● **WHAT IS EXPECTED**: Extract the complete listing and output it unchanged.

★ ★ ★

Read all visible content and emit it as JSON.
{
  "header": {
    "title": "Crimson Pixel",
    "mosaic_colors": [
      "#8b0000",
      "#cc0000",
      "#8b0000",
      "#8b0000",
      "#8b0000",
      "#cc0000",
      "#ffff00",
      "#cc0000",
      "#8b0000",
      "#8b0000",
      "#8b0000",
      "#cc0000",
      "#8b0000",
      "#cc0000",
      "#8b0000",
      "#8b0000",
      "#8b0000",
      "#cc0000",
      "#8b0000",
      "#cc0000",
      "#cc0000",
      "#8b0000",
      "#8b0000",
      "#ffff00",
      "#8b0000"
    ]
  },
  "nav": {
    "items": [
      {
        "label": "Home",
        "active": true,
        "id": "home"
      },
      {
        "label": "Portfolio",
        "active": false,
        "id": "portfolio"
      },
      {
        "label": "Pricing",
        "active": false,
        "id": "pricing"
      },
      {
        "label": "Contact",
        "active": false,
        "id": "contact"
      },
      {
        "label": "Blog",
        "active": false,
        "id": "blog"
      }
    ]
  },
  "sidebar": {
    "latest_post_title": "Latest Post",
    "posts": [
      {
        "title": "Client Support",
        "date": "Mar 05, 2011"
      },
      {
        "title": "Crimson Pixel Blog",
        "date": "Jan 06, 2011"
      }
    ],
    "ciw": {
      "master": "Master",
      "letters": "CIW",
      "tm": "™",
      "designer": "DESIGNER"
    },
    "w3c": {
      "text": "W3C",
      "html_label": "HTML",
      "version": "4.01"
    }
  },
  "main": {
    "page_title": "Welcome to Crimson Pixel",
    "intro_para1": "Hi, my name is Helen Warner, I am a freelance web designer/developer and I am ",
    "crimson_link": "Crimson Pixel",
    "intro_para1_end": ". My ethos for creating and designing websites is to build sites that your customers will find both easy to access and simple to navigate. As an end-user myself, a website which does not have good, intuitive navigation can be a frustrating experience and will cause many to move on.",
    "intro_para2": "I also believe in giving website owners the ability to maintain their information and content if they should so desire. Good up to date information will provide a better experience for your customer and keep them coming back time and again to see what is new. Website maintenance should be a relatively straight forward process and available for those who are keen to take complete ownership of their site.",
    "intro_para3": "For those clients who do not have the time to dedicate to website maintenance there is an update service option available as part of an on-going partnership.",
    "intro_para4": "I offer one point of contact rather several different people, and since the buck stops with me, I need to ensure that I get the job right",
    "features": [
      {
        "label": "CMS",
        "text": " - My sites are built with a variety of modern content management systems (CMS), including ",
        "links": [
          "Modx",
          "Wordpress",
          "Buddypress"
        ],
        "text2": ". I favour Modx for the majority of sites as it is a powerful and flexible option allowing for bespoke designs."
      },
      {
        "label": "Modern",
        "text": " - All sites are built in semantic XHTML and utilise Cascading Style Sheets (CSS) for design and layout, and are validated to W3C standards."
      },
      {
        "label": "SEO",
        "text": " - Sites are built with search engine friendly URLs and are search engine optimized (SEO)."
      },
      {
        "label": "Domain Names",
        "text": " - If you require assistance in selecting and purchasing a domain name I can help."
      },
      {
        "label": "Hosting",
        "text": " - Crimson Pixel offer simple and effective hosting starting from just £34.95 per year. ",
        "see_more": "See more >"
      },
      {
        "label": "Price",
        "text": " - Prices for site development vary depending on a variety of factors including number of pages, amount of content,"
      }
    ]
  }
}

★ ★ ★

● **EXERCISE SOLUTION**:
Read all visible content and emit it as JSON.
{
  "header": {
    "title": "Crimson Pixel",
    "mosaic_colors": [
      "#8b0000",
      "#cc0000",
      "#8b0000",
      "#8b0000",
      "#8b0000",
      "#cc0000",
      "#ffff00",
      "#cc0000",
      "#8b0000",
      "#8b0000",
      "#8b0000",
      "#cc0000",
      "#8b0000",
      "#cc0000",
      "#8b0000",
      "#8b0000",
      "#8b0000",
      "#cc0000",
      "#8b0000",
      "#cc0000",
      "#cc0000",
      "#8b0000",
      "#8b0000",
      "#ffff00",
      "#8b0000"
    ]
  },
  "nav": {
    "items": [
      {
        "label": "Home",
        "active": true,
        "id": "home"
      },
      {
        "label": "Portfolio",
        "active": false,
        "id": "portfolio"
      },
      {
        "label": "Pricing",
        "active": false,
        "id": "pricing"
      },
      {
        "label": "Contact",
        "active": false,
        "id": "contact"
      },
      {
        "label": "Blog",
        "active": false,
        "id": "blog"
      }
    ]
  },
  "sidebar": {
    "latest_post_title": "Latest Post",
    "posts": [
      {
        "title": "Client Support",
        "date": "Mar 05, 2011"
      },
      {
        "title": "Crimson Pixel Blog",
        "date": "Jan 06, 2011"
      }
    ],
    "ciw": {
      "master": "Master",
      "letters": "CIW",
      "tm": "™",
      "designer": "DESIGNER"
    },
    "w3c": {
      "text": "W3C",
      "html_label": "HTML",
      "version": "4.01"
    }
  },
  "main": {
    "page_title": "Welcome to Crimson Pixel",
    "intro_para1": "Hi, my name is Helen Warner, I am a freelance web designer/developer and I am ",
    "crimson_link": "Crimson Pixel",
    "intro_para1_end": ". My ethos for creating and designing websites is to build sites that your customers will find both easy to access and simple to navigate. As an end-user myself, a website which does not have good, intuitive navigation can be a frustrating experience and will cause many to move on.",
    "intro_para2": "I also believe in giving website owners the ability to maintain their information and content if they should so desire. Good up to date information will provide a better experience for your customer and keep them coming back time and again to see what is new. Website maintenance should be a relatively straight forward process and available for those who are keen to take complete ownership of their site.",
    "intro_para3": "For those clients who do not have the time to dedicate to website maintenance there is an update service option available as part of an on-going partnership.",
    "intro_para4": "I offer one point of contact rather several different people, and since the buck stops with me, I need to ensure that I get the job right",
    "features": [
      {
        "label": "CMS",
        "text": " - My sites are built with a variety of modern content management systems (CMS), including ",
        "links": [
          "Modx",
          "Wordpress",
          "Buddypress"
        ],
        "text2": ". I favour Modx for the majority of sites as it is a powerful and flexible option allowing for bespoke designs."
      },
      {
        "label": "Modern",
        "text": " - All sites are built in semantic XHTML and utilise Cascading Style Sheets (CSS) for design and layout, and are validated to W3C standards."
      },
      {
        "label": "SEO",
        "text": " - Sites are built with search engine friendly URLs and are search engine optimized (SEO)."
      },
      {
        "label": "Domain Names",
        "text": " - If you require assistance in selecting and purchasing a domain name I can help."
      },
      {
        "label": "Hosting",
        "text": " - Crimson Pixel offer simple and effective hosting starting from just £34.95 per year. ",
        "see_more": "See more >"
      },
      {
        "label": "Price",
        "text": " - Prices for site development vary depending on a variety of factors including number of pages, amount of content,"
      }
    ]
  }
}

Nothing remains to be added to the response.